Records about charts and figures:
--*--
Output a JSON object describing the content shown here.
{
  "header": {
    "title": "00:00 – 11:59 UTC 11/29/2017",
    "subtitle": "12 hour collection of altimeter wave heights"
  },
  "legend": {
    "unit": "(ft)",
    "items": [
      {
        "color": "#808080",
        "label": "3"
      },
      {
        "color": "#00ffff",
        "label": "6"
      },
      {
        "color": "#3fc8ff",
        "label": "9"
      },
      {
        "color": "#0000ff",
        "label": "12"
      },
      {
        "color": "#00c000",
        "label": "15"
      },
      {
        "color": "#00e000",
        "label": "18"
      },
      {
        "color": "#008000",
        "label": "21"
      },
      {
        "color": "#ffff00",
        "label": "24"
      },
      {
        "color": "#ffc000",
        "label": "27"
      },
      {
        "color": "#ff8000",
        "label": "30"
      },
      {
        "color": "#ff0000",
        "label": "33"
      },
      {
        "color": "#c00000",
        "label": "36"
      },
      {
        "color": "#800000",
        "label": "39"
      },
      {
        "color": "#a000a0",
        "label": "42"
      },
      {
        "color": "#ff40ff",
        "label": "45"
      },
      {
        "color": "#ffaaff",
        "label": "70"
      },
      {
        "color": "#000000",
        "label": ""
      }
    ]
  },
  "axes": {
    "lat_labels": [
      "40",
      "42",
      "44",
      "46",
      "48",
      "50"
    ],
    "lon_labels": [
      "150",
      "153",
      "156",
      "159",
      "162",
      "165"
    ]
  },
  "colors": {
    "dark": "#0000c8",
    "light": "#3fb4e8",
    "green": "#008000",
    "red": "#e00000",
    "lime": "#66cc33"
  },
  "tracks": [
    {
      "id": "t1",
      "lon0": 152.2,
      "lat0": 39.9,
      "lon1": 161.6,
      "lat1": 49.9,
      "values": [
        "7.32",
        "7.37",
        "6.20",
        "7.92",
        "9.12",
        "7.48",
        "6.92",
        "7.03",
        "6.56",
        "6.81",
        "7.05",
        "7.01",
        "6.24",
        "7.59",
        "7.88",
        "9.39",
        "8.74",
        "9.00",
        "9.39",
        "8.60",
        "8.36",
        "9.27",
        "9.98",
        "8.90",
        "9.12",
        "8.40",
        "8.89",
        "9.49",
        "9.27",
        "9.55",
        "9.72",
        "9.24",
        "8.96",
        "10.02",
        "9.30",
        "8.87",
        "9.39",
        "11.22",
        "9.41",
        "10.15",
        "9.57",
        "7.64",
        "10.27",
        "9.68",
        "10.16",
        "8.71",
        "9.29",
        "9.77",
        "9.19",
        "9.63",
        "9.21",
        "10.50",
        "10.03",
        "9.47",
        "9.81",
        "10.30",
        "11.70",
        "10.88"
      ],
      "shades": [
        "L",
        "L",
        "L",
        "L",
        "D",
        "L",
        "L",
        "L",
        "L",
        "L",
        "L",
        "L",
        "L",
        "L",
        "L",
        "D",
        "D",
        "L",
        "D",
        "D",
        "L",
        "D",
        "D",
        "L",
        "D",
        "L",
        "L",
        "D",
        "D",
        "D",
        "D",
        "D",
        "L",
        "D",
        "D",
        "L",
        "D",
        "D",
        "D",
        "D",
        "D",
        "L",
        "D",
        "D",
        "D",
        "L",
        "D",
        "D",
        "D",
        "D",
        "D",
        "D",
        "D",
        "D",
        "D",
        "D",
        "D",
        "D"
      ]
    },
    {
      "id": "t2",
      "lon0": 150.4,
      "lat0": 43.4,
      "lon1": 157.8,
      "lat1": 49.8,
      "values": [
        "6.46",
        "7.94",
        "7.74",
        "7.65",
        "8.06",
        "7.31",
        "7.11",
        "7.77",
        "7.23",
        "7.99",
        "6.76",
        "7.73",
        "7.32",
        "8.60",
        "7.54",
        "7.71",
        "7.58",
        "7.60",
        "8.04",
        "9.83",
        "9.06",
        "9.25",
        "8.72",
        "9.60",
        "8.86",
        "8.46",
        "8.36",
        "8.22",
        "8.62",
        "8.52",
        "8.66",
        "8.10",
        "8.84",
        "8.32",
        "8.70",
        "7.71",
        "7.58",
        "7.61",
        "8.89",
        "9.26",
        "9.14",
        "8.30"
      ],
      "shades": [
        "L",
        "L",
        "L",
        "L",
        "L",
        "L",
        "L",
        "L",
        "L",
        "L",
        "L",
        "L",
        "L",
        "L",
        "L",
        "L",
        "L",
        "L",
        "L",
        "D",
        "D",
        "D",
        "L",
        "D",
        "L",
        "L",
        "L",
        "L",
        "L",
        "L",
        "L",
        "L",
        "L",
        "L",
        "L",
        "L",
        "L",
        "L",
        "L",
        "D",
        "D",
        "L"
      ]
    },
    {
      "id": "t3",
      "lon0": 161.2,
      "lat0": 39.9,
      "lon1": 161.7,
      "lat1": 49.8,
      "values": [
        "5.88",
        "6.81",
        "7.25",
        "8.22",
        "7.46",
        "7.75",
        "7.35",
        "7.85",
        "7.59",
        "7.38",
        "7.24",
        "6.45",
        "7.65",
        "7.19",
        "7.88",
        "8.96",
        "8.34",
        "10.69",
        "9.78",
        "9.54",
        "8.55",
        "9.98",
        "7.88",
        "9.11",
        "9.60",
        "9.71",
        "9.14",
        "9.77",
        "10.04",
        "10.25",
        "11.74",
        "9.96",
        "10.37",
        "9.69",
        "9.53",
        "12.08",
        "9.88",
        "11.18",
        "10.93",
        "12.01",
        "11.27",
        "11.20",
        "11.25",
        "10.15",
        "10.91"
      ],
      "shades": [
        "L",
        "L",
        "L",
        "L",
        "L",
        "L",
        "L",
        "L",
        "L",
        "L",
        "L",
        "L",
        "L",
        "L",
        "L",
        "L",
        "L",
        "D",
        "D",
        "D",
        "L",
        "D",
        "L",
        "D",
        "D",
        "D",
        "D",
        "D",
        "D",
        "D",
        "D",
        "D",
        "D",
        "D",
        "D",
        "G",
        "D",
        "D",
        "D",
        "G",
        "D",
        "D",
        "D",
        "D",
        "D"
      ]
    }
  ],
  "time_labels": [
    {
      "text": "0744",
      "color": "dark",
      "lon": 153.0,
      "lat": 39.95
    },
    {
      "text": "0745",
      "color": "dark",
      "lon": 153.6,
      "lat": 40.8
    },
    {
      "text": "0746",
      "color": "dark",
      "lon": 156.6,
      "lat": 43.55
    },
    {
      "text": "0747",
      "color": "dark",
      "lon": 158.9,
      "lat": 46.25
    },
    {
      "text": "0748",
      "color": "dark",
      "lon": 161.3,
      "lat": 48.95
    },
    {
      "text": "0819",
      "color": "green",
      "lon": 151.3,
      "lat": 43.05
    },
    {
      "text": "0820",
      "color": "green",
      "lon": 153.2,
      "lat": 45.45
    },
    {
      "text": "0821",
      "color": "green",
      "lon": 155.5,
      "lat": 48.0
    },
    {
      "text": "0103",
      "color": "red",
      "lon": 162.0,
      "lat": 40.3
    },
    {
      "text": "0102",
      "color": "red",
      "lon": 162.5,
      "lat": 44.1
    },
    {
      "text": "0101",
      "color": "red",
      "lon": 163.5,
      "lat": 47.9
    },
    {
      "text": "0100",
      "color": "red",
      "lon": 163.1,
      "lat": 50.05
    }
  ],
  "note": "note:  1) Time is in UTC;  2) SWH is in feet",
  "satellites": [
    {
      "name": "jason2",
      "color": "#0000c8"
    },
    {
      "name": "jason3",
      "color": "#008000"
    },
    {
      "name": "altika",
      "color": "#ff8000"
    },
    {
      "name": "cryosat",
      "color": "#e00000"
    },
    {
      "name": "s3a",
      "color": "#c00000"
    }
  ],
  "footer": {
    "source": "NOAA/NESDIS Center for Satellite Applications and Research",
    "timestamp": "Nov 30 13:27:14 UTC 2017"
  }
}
--*--
Search the entries for the word "name" and copy every line that has it.

      "name": "jason2",
      "name": "jason3",
      "name": "altika",
      "name": "cryosat",
      "name": "s3a",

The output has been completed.